Short task ▸ From the listing below, pull each line that includes "positive".

[Figure data in JSON]
○ ○ ○ ○ ○ ○ ○

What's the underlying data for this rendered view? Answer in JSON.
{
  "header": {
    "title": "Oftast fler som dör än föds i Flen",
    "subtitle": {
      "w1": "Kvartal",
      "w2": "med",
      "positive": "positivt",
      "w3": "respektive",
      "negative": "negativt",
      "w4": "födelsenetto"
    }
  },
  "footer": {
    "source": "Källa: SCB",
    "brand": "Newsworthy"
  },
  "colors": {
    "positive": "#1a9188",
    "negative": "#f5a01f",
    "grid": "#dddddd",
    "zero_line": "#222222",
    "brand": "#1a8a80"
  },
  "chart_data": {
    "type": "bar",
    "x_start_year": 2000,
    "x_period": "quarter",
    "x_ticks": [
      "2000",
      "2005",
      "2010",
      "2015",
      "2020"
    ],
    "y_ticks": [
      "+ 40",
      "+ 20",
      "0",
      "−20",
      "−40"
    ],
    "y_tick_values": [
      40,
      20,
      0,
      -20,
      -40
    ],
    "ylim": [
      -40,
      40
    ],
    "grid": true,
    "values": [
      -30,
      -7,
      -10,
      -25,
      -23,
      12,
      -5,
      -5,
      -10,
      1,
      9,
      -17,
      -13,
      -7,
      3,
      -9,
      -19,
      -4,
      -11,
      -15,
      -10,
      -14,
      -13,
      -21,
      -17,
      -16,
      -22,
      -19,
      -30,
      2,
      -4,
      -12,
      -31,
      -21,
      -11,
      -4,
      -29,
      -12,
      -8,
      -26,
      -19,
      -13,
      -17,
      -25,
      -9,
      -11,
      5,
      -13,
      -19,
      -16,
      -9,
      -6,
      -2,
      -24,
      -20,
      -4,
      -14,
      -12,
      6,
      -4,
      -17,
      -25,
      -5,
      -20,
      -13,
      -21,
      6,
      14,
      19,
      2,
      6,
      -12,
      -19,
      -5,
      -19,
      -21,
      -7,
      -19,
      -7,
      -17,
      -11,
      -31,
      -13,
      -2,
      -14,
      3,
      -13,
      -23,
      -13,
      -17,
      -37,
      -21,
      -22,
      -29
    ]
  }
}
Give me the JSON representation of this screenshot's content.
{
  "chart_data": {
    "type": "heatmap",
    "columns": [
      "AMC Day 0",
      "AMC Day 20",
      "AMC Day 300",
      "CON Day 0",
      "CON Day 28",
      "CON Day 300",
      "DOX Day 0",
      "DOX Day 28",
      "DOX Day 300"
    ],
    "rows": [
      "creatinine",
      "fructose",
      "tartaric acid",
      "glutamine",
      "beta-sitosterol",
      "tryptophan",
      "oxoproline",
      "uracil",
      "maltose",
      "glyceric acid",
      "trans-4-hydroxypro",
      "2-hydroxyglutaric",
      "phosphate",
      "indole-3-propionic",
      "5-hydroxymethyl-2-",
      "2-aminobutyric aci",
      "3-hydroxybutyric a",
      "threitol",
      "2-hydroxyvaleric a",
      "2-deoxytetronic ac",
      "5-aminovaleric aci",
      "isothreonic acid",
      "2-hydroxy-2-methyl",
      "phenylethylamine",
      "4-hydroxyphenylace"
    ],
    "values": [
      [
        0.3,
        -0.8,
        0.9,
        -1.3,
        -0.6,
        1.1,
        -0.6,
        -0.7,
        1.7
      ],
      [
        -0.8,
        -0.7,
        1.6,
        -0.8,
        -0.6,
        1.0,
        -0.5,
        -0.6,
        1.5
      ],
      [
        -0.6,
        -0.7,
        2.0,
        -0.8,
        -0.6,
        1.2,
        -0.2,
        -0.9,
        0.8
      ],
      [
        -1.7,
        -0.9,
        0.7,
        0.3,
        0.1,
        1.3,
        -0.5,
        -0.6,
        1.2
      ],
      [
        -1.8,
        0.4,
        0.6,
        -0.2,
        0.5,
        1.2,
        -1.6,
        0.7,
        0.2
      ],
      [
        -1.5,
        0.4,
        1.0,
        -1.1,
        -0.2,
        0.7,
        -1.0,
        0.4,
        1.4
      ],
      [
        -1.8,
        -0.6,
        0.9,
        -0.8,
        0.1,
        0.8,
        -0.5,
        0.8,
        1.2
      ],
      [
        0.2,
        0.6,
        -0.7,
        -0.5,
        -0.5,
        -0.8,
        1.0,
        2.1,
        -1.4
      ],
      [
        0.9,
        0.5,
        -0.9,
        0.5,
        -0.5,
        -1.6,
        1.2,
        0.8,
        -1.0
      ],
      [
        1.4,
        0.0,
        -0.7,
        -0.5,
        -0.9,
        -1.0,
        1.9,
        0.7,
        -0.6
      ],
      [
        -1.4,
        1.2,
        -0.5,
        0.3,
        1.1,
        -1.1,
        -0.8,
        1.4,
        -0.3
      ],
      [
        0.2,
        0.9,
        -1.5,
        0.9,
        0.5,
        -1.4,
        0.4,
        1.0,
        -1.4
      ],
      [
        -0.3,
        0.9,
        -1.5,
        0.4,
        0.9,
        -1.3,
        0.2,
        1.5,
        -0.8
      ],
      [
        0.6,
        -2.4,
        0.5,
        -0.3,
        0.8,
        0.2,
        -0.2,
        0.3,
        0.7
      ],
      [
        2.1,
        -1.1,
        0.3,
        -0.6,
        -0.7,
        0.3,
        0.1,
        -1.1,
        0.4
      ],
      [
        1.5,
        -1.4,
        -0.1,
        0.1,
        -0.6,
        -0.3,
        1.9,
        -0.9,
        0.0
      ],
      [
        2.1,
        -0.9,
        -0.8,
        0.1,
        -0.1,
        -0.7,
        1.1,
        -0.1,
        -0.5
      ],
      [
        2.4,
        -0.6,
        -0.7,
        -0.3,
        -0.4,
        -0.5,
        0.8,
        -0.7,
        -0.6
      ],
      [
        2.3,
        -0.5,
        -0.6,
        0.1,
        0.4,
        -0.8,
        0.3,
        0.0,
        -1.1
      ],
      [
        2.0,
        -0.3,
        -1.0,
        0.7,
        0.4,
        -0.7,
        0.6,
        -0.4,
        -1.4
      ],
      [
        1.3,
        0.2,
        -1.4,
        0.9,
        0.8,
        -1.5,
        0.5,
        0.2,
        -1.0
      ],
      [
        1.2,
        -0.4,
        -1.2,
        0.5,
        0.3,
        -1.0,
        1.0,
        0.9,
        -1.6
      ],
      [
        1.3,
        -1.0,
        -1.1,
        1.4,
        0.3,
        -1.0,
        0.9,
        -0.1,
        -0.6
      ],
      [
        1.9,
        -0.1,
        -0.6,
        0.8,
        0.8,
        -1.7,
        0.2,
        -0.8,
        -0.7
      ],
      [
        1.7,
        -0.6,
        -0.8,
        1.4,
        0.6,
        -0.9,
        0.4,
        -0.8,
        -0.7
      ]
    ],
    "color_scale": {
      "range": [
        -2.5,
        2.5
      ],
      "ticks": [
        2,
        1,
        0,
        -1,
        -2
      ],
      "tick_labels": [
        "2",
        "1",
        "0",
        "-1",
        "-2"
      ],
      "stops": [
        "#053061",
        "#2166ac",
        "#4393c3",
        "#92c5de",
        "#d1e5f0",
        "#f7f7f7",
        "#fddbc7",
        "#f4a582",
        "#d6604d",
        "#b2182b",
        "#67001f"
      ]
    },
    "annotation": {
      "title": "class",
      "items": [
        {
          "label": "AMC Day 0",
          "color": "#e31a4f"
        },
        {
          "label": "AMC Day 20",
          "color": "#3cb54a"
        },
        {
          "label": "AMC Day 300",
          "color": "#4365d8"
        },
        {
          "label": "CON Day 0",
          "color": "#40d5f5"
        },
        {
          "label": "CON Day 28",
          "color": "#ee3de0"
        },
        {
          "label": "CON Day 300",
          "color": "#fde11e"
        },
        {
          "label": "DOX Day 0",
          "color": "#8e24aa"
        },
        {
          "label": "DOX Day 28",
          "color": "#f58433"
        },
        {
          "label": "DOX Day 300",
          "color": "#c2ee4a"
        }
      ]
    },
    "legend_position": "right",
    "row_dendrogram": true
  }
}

○ ○ ○ ○ ○ ○ ○

Output below ▸
      "positive": "positivt",
    "positive": "#1a9188",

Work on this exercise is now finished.